### WHAT YOU ARE ASKED TO DO
Scan the material that follows. Copy every line containing the word "color".

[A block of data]
+--
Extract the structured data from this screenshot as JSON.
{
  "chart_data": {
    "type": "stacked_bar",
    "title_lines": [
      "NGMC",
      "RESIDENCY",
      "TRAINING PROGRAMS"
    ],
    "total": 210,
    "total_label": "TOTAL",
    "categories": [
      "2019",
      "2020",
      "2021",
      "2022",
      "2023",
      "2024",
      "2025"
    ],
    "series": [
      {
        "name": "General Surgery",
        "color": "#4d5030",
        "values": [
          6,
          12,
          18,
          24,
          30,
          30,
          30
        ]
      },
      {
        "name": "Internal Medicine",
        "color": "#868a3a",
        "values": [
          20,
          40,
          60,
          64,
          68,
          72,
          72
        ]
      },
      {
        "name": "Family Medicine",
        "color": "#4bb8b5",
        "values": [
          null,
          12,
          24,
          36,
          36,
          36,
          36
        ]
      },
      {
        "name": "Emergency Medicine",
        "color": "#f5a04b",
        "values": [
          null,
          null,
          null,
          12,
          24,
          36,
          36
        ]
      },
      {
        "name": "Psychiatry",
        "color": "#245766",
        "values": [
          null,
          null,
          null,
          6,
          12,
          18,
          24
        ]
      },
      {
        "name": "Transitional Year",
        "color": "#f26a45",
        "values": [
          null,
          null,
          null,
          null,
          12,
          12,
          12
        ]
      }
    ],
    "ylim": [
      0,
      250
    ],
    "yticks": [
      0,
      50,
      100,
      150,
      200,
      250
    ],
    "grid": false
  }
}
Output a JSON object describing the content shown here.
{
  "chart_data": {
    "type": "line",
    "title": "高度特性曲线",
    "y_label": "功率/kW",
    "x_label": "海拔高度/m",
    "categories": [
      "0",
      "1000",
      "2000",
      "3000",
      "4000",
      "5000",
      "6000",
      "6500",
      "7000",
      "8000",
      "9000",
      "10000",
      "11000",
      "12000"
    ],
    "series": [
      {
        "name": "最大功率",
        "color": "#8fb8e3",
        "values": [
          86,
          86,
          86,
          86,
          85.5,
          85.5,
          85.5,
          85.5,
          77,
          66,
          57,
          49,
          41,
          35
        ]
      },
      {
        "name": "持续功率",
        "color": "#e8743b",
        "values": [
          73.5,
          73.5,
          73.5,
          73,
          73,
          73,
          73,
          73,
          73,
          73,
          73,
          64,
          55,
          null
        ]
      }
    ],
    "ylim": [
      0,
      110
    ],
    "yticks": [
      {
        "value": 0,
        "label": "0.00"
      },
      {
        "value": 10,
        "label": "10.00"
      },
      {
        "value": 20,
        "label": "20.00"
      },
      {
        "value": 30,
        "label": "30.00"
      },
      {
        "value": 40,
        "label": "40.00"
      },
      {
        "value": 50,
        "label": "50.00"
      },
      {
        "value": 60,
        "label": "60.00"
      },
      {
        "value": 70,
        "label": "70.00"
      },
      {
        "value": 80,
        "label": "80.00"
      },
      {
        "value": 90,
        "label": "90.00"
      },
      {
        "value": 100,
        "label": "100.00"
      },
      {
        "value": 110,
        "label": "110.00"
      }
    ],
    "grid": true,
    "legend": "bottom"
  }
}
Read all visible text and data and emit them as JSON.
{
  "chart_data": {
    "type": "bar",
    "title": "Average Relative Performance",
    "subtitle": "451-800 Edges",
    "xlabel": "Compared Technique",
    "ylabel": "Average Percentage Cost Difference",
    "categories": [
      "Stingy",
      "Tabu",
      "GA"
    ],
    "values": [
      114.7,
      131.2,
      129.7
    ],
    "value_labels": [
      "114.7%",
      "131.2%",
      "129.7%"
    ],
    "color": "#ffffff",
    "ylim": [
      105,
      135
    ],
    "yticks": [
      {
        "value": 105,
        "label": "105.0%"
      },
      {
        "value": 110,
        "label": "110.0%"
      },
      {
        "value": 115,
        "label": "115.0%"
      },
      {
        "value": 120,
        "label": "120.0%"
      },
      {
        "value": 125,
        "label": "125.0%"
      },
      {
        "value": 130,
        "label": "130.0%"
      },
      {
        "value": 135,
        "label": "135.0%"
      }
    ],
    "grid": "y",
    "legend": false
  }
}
+--
### RESPONSE TO THE EXERCISE
        "color": "#4d5030",
        "color": "#868a3a",
        "color": "#4bb8b5",
        "color": "#f5a04b",
        "color": "#245766",
        "color": "#f26a45",
        "color": "#8fb8e3",
        "color": "#e8743b",
    "color": "#ffffff",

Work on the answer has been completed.